* [Aim]: Leave out the pictures and repeat every record exactly.
------------
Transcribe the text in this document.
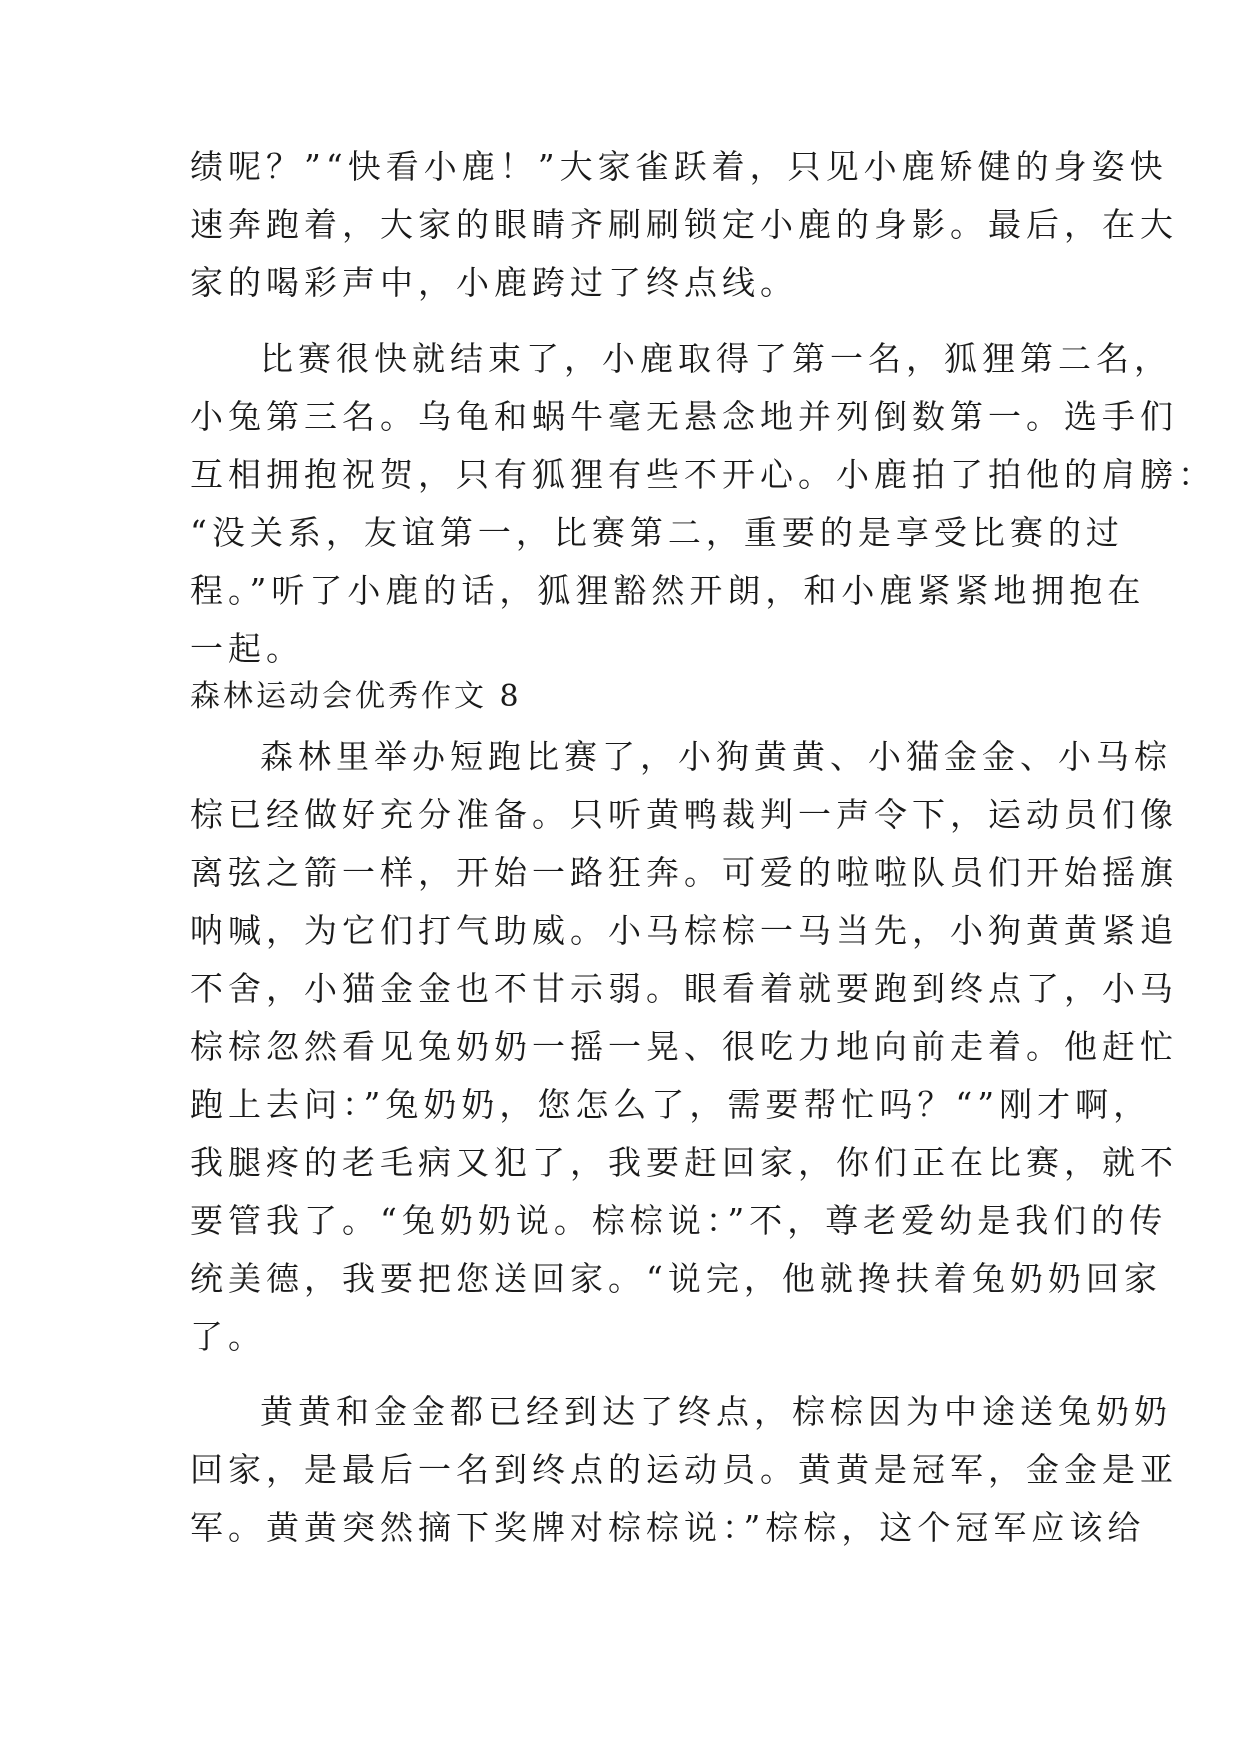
绩呢？”“快看小鹿！”大家雀跃着，只见小鹿矫健的身姿快
速奔跑着，大家的眼睛齐刷刷锁定小鹿的身影。最后，在大
家的喝彩声中，小鹿跨过了终点线。
比赛很快就结束了，小鹿取得了第一名，狐狸第二名，
小兔第三名。乌龟和蜗牛毫无悬念地并列倒数第一。选手们
互相拥抱祝贺，只有狐狸有些不开心。小鹿拍了拍他的肩膀：
“没关系，友谊第一，比赛第二，重要的是享受比赛的过
程。”听了小鹿的话，狐狸豁然开朗，和小鹿紧紧地拥抱在
一起。
森林运动会优秀作文 8
森林里举办短跑比赛了，小狗黄黄、小猫金金、小马棕
棕已经做好充分准备。只听黄鸭裁判一声令下，运动员们像
离弦之箭一样，开始一路狂奔。可爱的啦啦队员们开始摇旗
呐喊，为它们打气助威。小马棕棕一马当先，小狗黄黄紧追
不舍，小猫金金也不甘示弱。眼看着就要跑到终点了，小马
棕棕忽然看见兔奶奶一摇一晃、很吃力地向前走着。他赶忙
跑上去问：”兔奶奶，您怎么了，需要帮忙吗？“”刚才啊，
我腿疼的老毛病又犯了，我要赶回家，你们正在比赛，就不
要管我了。“兔奶奶说。棕棕说：”不，尊老爱幼是我们的传
统美德，我要把您送回家。“说完，他就搀扶着兔奶奶回家
了。
黄黄和金金都已经到达了终点，棕棕因为中途送兔奶奶
回家，是最后一名到终点的运动员。黄黄是冠军，金金是亚
军。黄黄突然摘下奖牌对棕棕说：”棕棕，这个冠军应该给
------------
* [Exercise response]:
Transcribe the text in this document.
绩呢？”“快看小鹿！”大家雀跃着，只见小鹿矫健的身姿快
速奔跑着，大家的眼睛齐刷刷锁定小鹿的身影。最后，在大
家的喝彩声中，小鹿跨过了终点线。
比赛很快就结束了，小鹿取得了第一名，狐狸第二名，
小兔第三名。乌龟和蜗牛毫无悬念地并列倒数第一。选手们
互相拥抱祝贺，只有狐狸有些不开心。小鹿拍了拍他的肩膀：
“没关系，友谊第一，比赛第二，重要的是享受比赛的过
程。”听了小鹿的话，狐狸豁然开朗，和小鹿紧紧地拥抱在
一起。
森林运动会优秀作文 8
森林里举办短跑比赛了，小狗黄黄、小猫金金、小马棕
棕已经做好充分准备。只听黄鸭裁判一声令下，运动员们像
离弦之箭一样，开始一路狂奔。可爱的啦啦队员们开始摇旗
呐喊，为它们打气助威。小马棕棕一马当先，小狗黄黄紧追
不舍，小猫金金也不甘示弱。眼看着就要跑到终点了，小马
棕棕忽然看见兔奶奶一摇一晃、很吃力地向前走着。他赶忙
跑上去问：”兔奶奶，您怎么了，需要帮忙吗？“”刚才啊，
我腿疼的老毛病又犯了，我要赶回家，你们正在比赛，就不
要管我了。“兔奶奶说。棕棕说：”不，尊老爱幼是我们的传
统美德，我要把您送回家。“说完，他就搀扶着兔奶奶回家
了。
黄黄和金金都已经到达了终点，棕棕因为中途送兔奶奶
回家，是最后一名到终点的运动员。黄黄是冠军，金金是亚
军。黄黄突然摘下奖牌对棕棕说：”棕棕，这个冠军应该给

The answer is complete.